Copy every line with the string "执政为民" in it.

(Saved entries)
***
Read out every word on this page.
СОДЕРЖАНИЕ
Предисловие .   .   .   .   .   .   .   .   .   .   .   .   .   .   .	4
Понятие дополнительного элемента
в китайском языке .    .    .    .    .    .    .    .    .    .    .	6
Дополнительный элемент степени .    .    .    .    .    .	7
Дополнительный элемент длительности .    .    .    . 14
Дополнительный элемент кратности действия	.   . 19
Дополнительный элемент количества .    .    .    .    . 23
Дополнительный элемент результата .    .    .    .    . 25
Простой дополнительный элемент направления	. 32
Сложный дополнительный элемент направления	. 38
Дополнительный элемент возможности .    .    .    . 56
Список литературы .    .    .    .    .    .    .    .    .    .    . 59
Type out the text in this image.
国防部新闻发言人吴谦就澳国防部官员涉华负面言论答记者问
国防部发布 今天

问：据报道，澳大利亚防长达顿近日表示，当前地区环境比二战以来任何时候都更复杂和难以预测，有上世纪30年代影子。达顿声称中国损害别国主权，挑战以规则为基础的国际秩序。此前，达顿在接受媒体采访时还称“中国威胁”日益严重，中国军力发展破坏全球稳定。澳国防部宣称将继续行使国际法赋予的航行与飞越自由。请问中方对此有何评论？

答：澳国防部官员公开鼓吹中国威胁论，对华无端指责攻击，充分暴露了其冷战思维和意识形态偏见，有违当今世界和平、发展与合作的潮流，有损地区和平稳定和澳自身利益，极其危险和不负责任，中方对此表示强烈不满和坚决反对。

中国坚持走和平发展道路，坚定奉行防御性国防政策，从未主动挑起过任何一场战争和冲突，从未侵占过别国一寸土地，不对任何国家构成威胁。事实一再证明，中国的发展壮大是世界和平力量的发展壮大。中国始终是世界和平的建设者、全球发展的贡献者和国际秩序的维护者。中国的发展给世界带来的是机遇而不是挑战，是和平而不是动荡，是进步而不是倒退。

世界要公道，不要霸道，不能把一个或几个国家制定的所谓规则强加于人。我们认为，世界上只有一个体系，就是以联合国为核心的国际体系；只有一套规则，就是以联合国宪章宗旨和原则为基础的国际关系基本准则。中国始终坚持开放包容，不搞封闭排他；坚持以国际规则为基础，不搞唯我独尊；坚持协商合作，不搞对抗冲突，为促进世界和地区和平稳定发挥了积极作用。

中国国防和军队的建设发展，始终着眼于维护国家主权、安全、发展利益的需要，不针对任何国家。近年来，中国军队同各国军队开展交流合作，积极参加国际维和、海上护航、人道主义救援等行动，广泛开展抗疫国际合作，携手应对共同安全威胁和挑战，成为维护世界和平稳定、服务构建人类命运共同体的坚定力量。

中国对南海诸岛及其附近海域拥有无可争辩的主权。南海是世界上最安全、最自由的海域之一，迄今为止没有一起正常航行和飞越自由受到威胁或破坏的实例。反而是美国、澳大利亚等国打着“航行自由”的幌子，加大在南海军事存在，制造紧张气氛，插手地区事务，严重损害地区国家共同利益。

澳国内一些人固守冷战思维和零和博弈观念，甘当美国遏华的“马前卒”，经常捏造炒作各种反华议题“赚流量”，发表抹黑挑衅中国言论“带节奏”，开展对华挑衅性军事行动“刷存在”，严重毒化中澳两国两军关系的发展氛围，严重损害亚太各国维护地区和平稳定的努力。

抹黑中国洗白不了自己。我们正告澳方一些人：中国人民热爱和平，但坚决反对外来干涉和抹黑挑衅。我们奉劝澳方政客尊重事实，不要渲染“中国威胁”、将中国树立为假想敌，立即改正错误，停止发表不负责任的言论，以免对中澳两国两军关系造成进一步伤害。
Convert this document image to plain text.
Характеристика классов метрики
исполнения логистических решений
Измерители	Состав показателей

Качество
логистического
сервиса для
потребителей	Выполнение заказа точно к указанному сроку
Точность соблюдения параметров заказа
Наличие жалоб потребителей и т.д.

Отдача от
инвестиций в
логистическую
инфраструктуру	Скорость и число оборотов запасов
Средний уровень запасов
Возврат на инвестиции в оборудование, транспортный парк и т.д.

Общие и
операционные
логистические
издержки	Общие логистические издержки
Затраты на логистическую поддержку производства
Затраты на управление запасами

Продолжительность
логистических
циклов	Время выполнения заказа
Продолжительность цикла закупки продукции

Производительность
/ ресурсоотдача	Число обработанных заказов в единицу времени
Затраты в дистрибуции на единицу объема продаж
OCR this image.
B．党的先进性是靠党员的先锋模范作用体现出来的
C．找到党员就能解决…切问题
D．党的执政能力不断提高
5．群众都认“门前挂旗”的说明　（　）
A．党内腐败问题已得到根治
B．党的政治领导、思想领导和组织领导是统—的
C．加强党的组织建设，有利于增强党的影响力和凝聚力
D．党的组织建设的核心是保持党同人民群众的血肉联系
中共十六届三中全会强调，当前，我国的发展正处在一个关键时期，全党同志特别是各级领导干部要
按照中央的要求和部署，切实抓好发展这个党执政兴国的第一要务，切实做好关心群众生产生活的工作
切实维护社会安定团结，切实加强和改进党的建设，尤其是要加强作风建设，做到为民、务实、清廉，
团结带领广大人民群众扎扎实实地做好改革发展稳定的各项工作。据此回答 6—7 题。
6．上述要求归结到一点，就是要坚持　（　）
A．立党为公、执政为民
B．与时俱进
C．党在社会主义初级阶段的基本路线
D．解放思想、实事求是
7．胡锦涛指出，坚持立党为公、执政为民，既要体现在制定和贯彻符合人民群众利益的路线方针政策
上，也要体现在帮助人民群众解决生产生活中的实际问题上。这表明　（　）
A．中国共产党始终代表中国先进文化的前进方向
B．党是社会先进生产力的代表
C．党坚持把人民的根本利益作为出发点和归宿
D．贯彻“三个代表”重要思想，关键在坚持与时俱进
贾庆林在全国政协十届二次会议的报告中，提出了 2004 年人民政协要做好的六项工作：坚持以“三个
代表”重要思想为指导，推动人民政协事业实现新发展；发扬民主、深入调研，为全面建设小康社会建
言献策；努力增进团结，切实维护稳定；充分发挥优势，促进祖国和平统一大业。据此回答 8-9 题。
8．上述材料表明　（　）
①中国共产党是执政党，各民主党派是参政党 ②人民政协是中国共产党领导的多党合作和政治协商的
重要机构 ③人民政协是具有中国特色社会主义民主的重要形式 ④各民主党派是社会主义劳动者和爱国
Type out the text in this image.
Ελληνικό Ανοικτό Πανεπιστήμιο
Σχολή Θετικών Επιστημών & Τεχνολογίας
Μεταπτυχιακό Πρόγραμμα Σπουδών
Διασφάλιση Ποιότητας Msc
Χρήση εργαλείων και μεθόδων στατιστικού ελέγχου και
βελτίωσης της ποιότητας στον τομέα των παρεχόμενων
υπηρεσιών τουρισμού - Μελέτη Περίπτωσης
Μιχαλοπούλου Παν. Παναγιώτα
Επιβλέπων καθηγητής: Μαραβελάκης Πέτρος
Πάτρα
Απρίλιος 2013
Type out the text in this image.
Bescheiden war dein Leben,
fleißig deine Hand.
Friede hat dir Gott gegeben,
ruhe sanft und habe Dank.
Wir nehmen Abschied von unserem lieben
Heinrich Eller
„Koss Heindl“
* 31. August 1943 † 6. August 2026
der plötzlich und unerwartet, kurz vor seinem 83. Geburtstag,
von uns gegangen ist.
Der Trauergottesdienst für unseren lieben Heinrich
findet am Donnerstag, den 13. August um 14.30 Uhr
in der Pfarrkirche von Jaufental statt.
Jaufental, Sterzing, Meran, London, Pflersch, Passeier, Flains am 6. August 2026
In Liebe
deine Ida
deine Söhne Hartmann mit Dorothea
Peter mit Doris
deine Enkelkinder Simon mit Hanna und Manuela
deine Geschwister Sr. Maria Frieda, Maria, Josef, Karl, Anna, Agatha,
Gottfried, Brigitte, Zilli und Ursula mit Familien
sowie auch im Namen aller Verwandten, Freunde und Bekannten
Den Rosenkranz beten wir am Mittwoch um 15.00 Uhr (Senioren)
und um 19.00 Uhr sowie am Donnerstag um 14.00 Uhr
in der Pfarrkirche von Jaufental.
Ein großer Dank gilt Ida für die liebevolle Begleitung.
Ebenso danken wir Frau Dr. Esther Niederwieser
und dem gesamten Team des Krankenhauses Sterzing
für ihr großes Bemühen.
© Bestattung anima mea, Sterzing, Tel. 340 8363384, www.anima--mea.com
***
- _Result of the task_
A．立党为公、执政为民
7．胡锦涛指出，坚持立党为公、执政为民，既要体现在制定和贯彻符合人民群众利益的路线方针政策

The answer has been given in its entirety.